# Task
From the entries below, report how many lines contain the string "JSON". Give only that number.

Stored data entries
________________________

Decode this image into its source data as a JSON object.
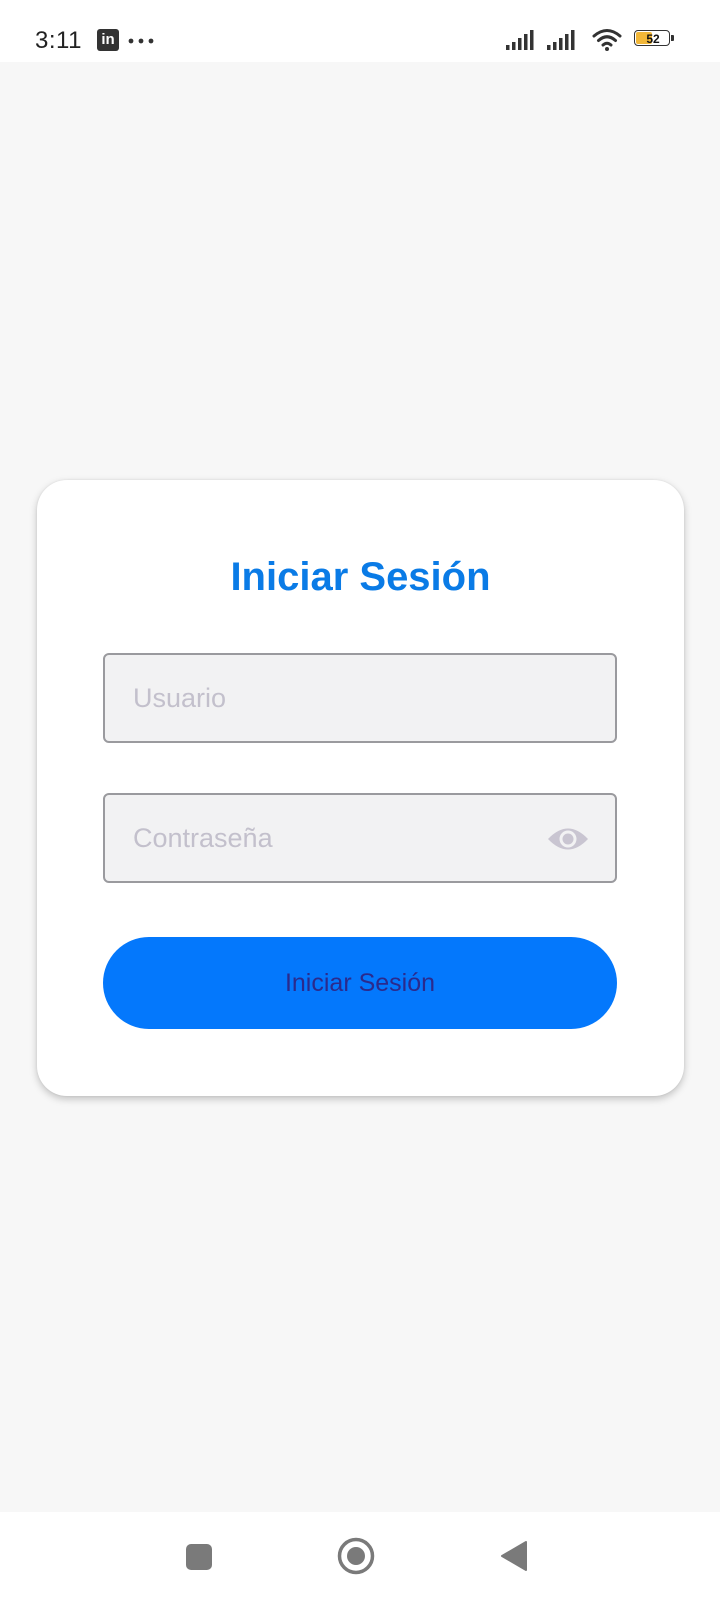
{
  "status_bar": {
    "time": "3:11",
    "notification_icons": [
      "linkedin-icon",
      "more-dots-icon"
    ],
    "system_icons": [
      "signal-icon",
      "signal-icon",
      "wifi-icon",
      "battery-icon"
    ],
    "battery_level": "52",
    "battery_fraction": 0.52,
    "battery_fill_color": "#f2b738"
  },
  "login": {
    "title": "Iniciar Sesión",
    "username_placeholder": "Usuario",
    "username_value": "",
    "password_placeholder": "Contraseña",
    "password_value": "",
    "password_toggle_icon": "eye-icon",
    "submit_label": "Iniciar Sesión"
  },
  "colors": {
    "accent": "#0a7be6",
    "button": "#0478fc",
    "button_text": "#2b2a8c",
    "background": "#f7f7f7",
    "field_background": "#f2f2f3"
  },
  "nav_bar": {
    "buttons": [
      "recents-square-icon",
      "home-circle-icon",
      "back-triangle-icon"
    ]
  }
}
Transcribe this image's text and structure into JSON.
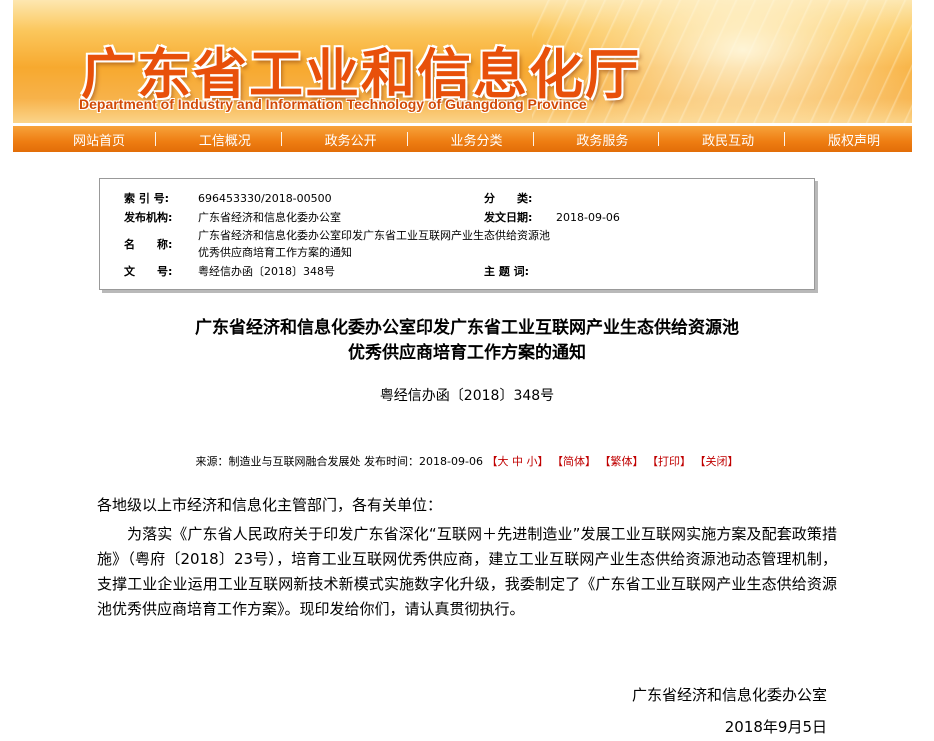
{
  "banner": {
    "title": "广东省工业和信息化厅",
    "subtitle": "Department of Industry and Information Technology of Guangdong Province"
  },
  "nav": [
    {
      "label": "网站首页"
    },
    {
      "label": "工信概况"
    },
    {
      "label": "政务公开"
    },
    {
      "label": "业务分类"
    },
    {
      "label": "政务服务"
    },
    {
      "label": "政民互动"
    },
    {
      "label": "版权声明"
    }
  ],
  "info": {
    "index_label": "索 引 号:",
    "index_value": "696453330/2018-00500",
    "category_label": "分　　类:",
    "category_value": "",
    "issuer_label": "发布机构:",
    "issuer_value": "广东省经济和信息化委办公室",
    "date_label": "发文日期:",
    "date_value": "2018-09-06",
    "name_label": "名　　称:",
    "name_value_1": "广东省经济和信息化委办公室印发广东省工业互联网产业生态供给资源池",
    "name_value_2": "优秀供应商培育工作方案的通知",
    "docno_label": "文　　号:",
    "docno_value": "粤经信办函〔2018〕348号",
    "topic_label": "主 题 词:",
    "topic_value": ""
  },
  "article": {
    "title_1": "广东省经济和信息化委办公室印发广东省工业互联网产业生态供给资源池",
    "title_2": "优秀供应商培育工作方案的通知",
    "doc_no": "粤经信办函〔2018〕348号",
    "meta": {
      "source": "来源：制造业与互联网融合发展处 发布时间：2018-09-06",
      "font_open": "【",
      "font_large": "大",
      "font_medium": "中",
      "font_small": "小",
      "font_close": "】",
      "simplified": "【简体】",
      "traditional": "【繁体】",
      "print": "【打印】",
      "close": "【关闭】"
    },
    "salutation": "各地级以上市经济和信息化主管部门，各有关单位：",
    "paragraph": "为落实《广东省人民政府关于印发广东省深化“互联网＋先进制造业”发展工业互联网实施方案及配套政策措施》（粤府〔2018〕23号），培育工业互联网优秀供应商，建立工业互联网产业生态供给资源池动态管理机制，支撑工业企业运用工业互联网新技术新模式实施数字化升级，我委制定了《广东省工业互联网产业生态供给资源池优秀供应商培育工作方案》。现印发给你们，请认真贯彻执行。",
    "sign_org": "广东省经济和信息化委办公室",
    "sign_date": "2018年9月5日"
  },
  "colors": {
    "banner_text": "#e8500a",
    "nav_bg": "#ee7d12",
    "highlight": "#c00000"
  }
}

________________________

# Problem solution
2